Pull each line holding the word "Visión" from the data.

[START SOURCE MATERIAL]

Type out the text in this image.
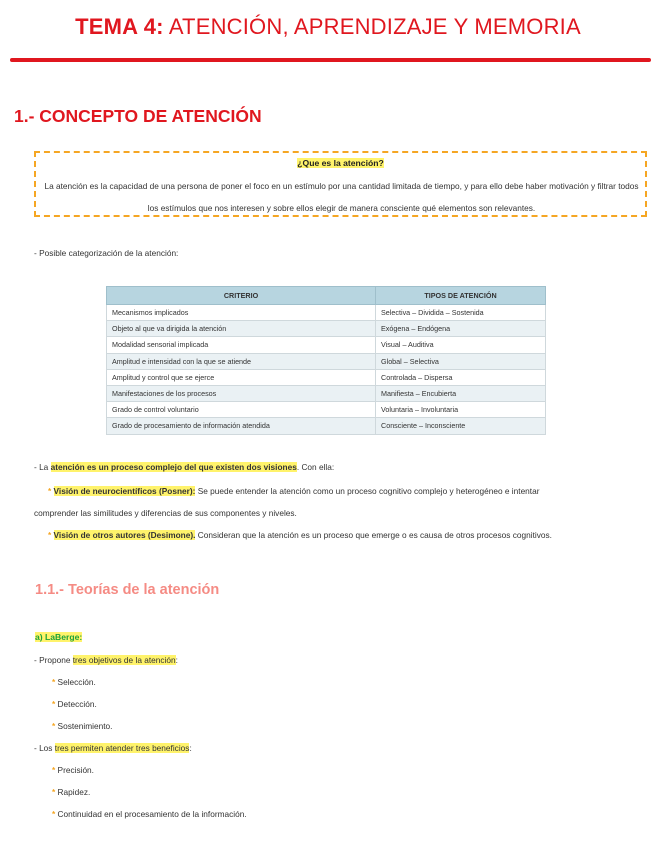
TEMA 4: ATENCIÓN, APRENDIZAJE Y MEMORIA
1.- CONCEPTO DE ATENCIÓN
¿Que es la atención?
La atención es la capacidad de una persona de poner el foco en un estímulo por una cantidad limitada de tiempo, y para ello debe haber motivación y filtrar todos los estímulos que nos interesen y sobre ellos elegir de manera consciente qué elementos son relevantes.
- Posible categorización de la atención:
CRITERIO	TIPOS DE ATENCIÓN
Mecanismos implicados	Selectiva – Dividida – Sostenida
Objeto al que va dirigida la atención	Exógena – Endógena
Modalidad sensorial implicada	Visual – Auditiva
Amplitud e intensidad con la que se atiende	Global – Selectiva
Amplitud y control que se ejerce	Controlada – Dispersa
Manifestaciones de los procesos	Manifiesta – Encubierta
Grado de control voluntario	Voluntaria – Involuntaria
Grado de procesamiento de información atendida	Consciente – Inconsciente
- La atención es un proceso complejo del que existen dos visiones. Con ella:
* Visión de neurocientíficos (Posner): Se puede entender la atención como un proceso cognitivo complejo y heterogéneo e intentar
comprender las similitudes y diferencias de sus componentes y niveles.
* Visión de otros autores (Desimone). Consideran que la atención es un proceso que emerge o es causa de otros procesos cognitivos.
1.1.- Teorías de la atención
a) LaBerge:
- Propone tres objetivos de la atención:
* Selección.
* Detección.
* Sostenimiento.
- Los tres permiten atender tres beneficios:
* Precisión.
* Rapidez.
* Continuidad en el procesamiento de la información.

[END SOURCE MATERIAL]

**WRITTEN RESPONSE**
* Visión de neurocientíficos (Posner): Se puede entender la atención como un proceso cognitivo complejo y heterogéneo e intentar
* Visión de otros autores (Desimone). Consideran que la atención es un proceso que emerge o es causa de otros procesos cognitivos.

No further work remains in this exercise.